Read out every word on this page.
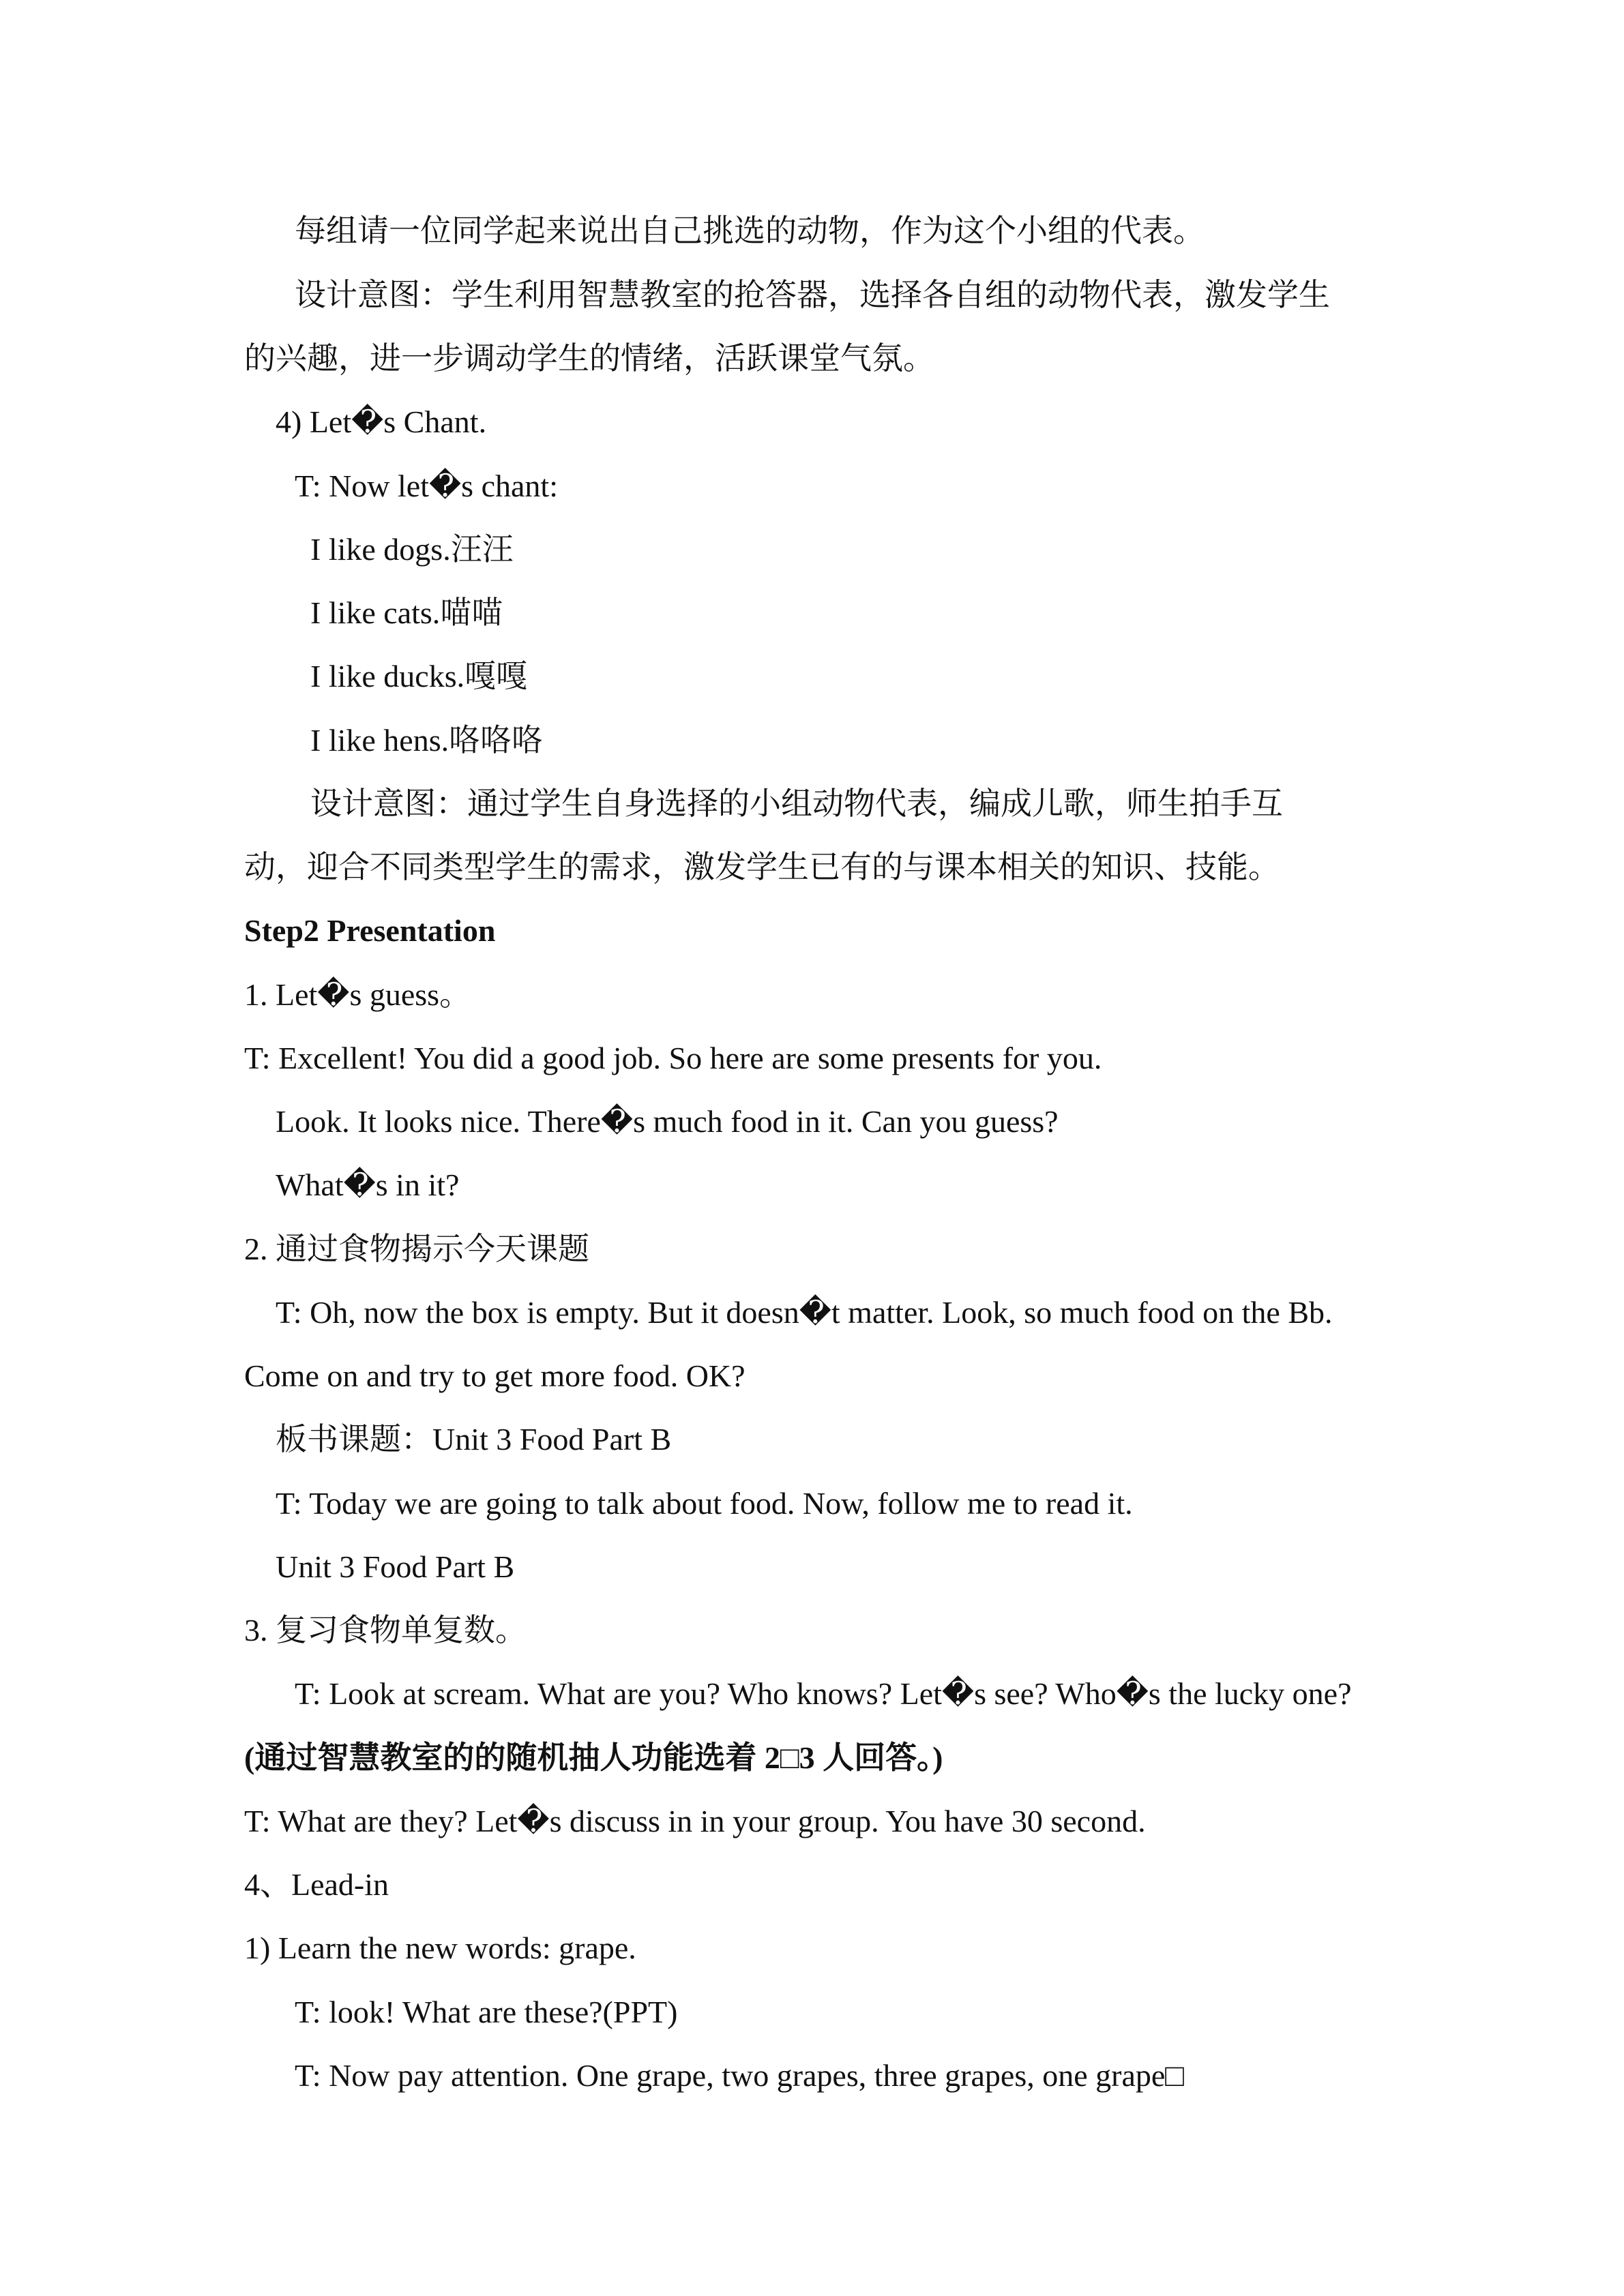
每组请一位同学起来说出自己挑选的动物，作为这个小组的代表。
设计意图：学生利用智慧教室的抢答器，选择各自组的动物代表，激发学生
的兴趣，进一步调动学生的情绪，活跃课堂气氛。
4) Let�s Chant.
T: Now let�s chant:
I like dogs.汪汪
I like cats.喵喵
I like ducks.嘎嘎
I like hens.咯咯咯
设计意图：通过学生自身选择的小组动物代表，编成儿歌，师生拍手互
动，迎合不同类型学生的需求，激发学生已有的与课本相关的知识、技能。
Step2 Presentation
1. Let�s guess。
T: Excellent! You did a good job. So here are some presents for you.
Look. It looks nice. There�s much food in it. Can you guess?
What�s in it?
2. 通过食物揭示今天课题
T: Oh, now the box is empty. But it doesn�t matter. Look, so much food on the Bb.
Come on and try to get more food. OK?
板书课题：Unit 3 Food Part B
T: Today we are going to talk about food. Now, follow me to read it.
Unit 3 Food Part B
3. 复习食物单复数。
T: Look at scream. What are you? Who knows? Let�s see? Who�s the lucky one?
(通过智慧教室的的随机抽人功能选着 2□3 人回答。)
T: What are they? Let�s discuss in in your group. You have 30 second.
4、Lead-in
1) Learn the new words: grape.
T: look! What are these?(PPT)
T: Now pay attention. One grape, two grapes, three grapes, one grape□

Given exercise:
Pull out every line in the material above where "grape" occurs.

Response:
1) Learn the new words: grape.
T: Now pay attention. One grape, two grapes, three grapes, one grape□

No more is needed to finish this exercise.